:: WORK TO DO ::
Find each line holding the word "What" and give the total alone.
======== RECORDS FOR THE TASK
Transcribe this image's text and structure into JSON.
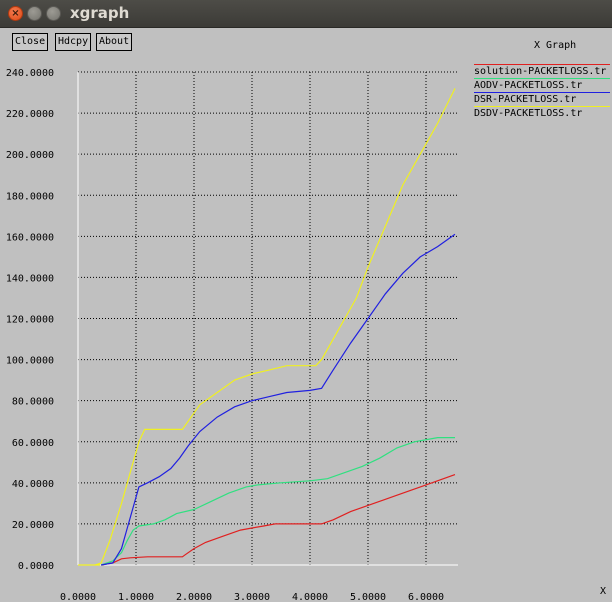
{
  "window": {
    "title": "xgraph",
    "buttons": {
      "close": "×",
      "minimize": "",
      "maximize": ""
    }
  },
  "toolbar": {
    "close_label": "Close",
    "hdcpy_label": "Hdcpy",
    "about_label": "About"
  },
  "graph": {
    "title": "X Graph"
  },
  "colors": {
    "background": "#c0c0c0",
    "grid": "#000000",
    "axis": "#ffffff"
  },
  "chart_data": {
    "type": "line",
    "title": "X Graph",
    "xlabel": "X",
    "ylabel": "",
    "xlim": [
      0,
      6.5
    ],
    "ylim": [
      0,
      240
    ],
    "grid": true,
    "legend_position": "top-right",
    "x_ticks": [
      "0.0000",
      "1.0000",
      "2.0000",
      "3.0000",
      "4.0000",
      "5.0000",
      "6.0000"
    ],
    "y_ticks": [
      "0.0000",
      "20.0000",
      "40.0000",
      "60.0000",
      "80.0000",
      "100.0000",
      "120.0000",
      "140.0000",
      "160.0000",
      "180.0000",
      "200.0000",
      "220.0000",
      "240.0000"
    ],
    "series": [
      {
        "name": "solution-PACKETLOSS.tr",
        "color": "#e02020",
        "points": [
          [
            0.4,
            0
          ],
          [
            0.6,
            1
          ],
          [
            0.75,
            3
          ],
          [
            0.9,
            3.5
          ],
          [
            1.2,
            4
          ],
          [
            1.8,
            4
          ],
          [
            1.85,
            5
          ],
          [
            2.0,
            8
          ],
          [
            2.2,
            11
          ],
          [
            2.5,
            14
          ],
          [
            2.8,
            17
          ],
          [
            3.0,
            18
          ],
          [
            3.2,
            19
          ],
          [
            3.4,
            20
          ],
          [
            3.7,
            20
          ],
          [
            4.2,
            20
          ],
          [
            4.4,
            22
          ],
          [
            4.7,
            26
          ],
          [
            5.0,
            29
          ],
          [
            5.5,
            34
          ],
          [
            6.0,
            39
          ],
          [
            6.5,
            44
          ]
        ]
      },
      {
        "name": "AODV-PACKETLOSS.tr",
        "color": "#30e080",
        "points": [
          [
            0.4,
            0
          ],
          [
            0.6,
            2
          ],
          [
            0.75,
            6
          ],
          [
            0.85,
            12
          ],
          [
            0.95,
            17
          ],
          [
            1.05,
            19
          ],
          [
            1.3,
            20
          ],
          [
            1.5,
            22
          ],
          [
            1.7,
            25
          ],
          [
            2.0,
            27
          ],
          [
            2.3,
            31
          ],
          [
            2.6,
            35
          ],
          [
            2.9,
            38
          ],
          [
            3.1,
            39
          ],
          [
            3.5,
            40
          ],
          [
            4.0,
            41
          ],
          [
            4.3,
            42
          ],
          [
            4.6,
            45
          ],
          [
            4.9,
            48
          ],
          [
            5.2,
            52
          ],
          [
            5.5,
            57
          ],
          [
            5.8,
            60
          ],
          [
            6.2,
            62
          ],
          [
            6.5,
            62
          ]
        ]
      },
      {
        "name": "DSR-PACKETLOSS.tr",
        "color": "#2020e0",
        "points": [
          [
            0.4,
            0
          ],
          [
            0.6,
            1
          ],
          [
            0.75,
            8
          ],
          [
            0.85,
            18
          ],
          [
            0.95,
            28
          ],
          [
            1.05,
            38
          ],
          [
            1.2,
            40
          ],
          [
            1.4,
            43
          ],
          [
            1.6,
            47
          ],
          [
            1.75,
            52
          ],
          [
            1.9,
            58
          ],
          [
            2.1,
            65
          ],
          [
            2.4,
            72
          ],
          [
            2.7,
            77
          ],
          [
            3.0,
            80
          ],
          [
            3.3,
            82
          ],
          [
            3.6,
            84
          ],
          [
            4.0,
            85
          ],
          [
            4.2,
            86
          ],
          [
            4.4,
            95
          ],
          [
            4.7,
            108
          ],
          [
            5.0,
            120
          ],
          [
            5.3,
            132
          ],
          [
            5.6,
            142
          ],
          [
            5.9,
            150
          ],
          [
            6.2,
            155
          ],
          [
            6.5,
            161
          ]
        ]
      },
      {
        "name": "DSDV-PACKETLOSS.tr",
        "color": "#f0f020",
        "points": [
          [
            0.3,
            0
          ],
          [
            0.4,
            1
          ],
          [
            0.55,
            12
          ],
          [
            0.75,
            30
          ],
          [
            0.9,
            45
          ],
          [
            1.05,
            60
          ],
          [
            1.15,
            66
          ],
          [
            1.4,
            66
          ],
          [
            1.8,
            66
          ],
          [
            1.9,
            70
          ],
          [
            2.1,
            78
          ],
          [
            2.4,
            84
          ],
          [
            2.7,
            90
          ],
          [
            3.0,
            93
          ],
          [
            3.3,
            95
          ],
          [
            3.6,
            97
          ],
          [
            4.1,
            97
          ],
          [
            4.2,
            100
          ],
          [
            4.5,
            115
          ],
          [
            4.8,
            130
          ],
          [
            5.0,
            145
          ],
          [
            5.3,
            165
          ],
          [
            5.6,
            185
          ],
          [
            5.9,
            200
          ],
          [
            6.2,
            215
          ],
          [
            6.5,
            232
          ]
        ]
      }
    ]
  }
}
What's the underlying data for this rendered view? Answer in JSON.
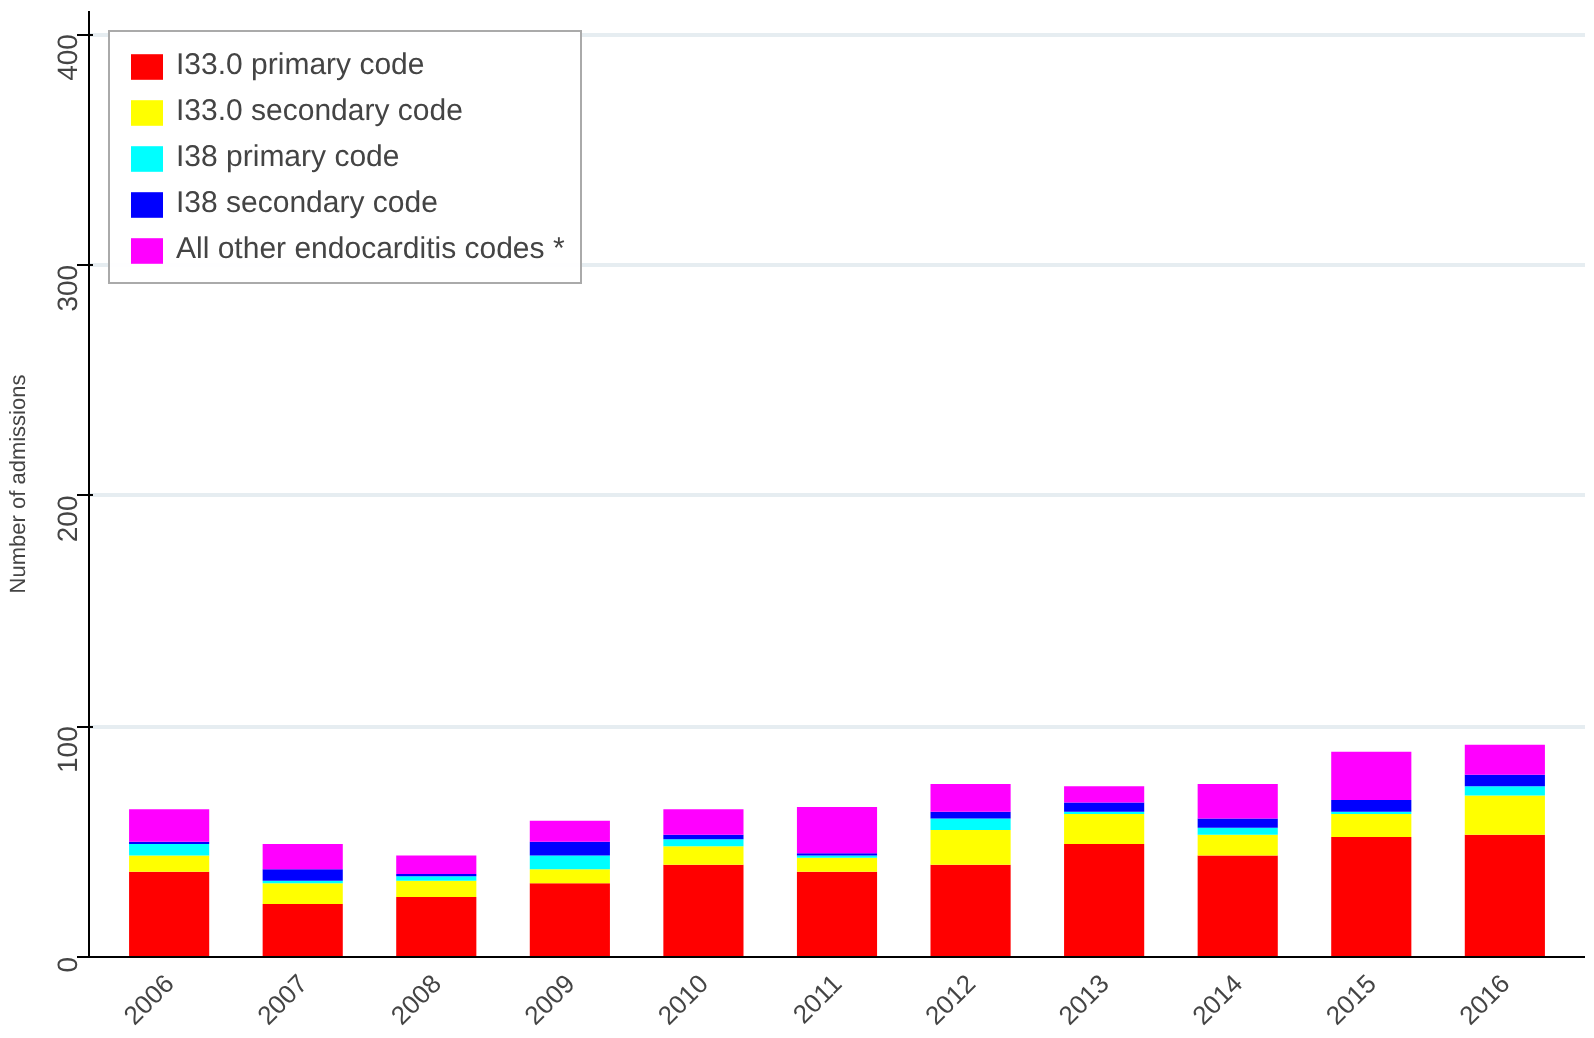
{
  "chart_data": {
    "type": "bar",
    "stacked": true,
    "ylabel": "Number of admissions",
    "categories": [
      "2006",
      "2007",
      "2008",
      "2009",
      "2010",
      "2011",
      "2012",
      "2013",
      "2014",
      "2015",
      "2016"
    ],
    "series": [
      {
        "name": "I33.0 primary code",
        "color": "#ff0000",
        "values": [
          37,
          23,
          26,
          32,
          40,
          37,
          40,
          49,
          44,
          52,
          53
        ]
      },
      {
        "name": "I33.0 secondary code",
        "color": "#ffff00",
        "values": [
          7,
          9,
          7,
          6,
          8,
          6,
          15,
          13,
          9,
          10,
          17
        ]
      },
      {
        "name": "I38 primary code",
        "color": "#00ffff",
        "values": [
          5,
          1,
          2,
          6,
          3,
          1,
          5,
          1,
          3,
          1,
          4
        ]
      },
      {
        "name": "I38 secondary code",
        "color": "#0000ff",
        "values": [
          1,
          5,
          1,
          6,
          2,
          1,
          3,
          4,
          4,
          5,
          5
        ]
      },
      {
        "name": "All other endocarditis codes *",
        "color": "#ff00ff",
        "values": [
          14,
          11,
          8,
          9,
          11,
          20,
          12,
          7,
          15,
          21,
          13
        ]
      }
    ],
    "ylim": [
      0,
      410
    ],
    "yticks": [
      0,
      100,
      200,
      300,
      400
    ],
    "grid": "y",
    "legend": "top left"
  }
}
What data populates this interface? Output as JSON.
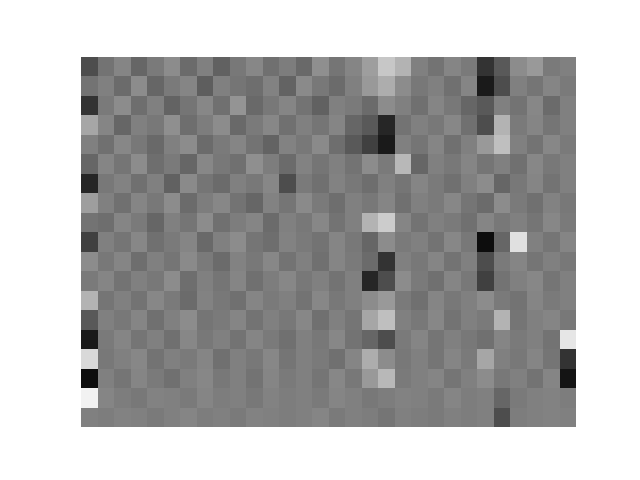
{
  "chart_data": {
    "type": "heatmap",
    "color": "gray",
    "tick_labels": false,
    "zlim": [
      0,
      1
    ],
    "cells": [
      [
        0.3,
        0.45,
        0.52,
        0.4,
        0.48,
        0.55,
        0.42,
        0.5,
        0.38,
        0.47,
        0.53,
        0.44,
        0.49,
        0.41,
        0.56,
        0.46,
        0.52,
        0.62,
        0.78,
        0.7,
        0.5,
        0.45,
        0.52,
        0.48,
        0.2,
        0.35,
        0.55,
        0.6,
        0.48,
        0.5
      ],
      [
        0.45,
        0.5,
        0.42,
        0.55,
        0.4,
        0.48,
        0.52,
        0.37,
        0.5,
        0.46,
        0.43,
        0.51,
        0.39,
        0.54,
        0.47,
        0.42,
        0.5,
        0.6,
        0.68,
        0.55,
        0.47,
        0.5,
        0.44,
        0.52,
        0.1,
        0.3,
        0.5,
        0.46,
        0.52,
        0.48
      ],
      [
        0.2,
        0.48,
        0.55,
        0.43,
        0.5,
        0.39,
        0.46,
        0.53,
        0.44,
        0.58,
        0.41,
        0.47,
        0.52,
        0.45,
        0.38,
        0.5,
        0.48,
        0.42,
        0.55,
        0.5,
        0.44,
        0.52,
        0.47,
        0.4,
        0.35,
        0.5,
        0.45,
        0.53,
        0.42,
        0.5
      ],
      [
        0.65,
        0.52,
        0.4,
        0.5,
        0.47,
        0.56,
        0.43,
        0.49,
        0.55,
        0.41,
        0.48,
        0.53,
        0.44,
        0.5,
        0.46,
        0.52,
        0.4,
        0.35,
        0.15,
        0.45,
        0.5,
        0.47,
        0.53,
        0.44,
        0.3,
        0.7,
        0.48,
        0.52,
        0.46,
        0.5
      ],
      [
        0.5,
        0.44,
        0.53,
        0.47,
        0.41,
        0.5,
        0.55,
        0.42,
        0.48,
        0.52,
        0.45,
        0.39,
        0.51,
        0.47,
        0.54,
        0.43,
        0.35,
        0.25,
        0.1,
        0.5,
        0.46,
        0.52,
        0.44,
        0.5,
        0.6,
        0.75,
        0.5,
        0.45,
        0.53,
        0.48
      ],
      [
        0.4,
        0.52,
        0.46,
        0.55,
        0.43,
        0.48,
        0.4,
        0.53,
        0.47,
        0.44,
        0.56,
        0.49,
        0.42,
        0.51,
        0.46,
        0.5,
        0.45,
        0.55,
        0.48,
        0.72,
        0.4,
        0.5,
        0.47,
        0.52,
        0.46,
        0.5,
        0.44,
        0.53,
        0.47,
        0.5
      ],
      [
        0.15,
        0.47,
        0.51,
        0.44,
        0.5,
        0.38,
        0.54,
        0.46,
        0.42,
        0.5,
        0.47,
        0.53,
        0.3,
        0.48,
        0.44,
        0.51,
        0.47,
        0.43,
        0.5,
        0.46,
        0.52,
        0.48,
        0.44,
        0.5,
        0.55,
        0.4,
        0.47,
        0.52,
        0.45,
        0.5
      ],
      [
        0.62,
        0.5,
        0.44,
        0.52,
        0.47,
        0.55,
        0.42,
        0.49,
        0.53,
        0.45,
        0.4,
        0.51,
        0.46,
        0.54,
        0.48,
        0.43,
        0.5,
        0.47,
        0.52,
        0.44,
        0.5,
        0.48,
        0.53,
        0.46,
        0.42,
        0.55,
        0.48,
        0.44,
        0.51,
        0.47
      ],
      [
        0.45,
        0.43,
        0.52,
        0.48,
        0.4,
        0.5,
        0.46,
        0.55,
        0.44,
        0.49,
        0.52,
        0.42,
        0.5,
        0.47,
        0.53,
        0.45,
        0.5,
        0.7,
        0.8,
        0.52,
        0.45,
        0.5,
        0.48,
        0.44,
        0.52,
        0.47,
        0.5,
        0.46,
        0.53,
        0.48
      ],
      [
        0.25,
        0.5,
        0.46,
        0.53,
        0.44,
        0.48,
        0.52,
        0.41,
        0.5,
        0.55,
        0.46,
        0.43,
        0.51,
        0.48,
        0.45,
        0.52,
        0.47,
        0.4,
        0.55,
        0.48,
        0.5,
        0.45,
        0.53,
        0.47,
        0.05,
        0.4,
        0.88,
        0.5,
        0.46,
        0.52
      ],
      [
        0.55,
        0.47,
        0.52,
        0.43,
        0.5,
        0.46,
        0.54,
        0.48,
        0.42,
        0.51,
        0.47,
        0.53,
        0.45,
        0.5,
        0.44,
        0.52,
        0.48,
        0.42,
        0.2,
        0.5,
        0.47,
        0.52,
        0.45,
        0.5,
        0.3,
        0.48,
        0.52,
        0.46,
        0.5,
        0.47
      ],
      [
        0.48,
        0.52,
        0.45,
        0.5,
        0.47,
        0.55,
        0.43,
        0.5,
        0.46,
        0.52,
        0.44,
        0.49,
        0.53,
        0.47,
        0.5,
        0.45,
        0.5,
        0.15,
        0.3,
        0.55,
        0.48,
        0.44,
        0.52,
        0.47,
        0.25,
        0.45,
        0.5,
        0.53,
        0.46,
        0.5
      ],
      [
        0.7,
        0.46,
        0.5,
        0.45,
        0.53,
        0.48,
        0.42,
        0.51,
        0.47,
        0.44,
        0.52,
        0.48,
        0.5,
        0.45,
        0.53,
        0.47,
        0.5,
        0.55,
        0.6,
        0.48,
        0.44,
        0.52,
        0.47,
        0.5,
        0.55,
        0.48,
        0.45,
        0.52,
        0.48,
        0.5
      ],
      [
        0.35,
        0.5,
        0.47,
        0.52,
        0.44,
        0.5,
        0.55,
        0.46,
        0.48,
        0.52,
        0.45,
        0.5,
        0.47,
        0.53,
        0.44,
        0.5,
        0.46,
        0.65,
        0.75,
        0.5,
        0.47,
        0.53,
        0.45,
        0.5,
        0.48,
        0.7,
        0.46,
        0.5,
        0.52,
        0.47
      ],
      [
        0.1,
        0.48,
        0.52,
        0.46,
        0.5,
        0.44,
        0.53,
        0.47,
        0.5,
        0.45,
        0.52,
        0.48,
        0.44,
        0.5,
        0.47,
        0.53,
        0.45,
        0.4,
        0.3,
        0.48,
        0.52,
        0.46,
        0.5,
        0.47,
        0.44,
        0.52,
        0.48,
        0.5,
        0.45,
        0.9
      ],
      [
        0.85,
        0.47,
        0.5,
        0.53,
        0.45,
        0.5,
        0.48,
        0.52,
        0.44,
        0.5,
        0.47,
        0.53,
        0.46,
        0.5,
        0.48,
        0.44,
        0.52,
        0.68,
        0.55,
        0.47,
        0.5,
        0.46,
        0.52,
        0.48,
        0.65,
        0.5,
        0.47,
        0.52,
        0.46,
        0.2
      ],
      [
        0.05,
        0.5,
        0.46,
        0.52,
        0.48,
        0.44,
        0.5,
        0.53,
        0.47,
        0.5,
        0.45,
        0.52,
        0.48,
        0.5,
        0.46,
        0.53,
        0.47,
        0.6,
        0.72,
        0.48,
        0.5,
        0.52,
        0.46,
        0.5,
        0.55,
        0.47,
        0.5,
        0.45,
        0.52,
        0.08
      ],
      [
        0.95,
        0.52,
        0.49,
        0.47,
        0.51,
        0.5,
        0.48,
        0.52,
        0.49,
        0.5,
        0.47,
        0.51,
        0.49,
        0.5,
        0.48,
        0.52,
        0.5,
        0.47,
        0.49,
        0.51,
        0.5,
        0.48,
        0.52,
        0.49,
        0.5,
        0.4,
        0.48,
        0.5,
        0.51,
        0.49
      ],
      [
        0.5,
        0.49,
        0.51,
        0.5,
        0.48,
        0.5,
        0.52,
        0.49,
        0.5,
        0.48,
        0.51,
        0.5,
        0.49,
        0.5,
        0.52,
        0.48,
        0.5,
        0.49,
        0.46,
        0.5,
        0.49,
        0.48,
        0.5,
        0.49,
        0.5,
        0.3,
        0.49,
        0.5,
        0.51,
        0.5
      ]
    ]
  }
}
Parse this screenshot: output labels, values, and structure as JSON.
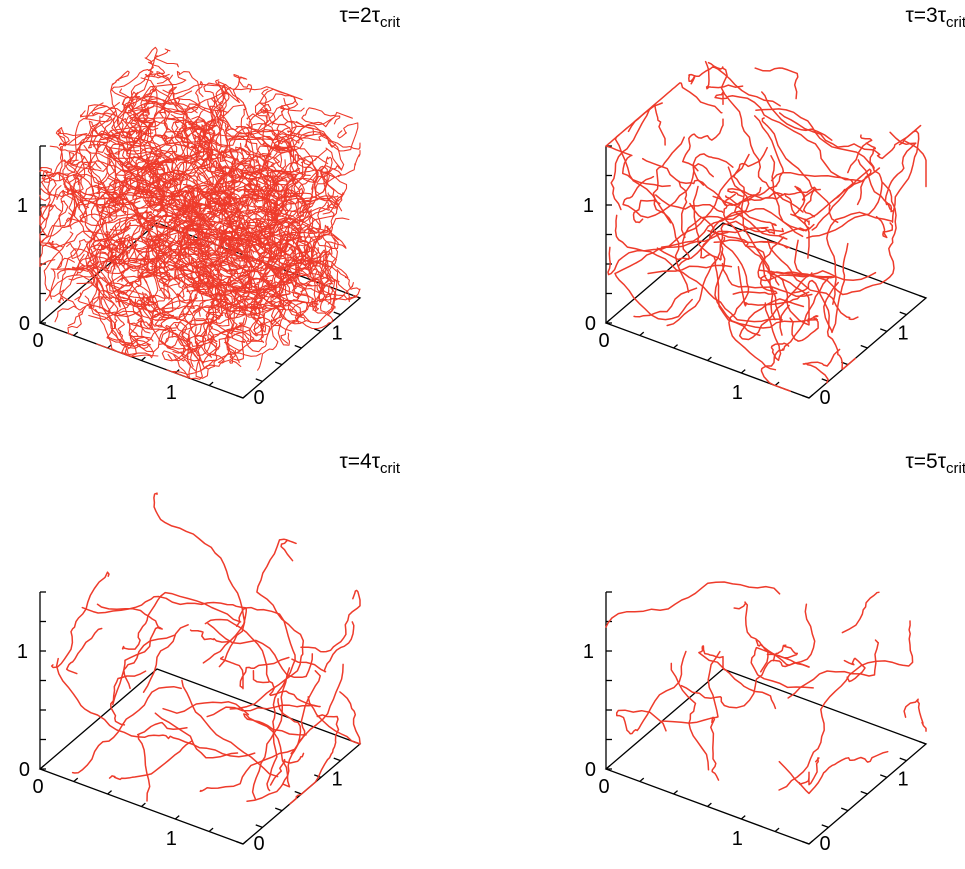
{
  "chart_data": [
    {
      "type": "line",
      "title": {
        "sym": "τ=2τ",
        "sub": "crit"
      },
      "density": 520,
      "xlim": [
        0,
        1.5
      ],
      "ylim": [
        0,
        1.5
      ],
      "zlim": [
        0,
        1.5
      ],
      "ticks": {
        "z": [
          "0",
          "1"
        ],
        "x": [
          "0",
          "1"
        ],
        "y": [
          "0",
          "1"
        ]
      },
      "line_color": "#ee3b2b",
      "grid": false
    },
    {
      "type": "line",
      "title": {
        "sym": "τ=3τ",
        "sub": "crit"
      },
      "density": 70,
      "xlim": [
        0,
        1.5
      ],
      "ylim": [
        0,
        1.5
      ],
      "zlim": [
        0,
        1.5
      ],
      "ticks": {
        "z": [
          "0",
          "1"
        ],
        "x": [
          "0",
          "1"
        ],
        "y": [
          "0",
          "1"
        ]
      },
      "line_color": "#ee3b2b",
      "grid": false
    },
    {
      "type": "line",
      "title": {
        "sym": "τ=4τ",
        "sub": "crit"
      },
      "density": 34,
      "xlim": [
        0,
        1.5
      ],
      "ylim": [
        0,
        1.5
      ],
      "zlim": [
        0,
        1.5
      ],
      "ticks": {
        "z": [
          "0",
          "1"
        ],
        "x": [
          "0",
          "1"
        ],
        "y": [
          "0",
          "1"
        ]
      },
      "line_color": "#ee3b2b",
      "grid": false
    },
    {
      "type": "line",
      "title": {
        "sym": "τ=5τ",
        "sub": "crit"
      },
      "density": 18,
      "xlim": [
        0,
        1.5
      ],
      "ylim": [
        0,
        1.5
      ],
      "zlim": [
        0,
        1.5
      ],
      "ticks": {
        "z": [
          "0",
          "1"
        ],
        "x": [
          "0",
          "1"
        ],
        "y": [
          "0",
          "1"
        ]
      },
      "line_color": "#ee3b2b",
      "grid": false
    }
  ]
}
================
:: RESULT FOR THIS TASK ::
2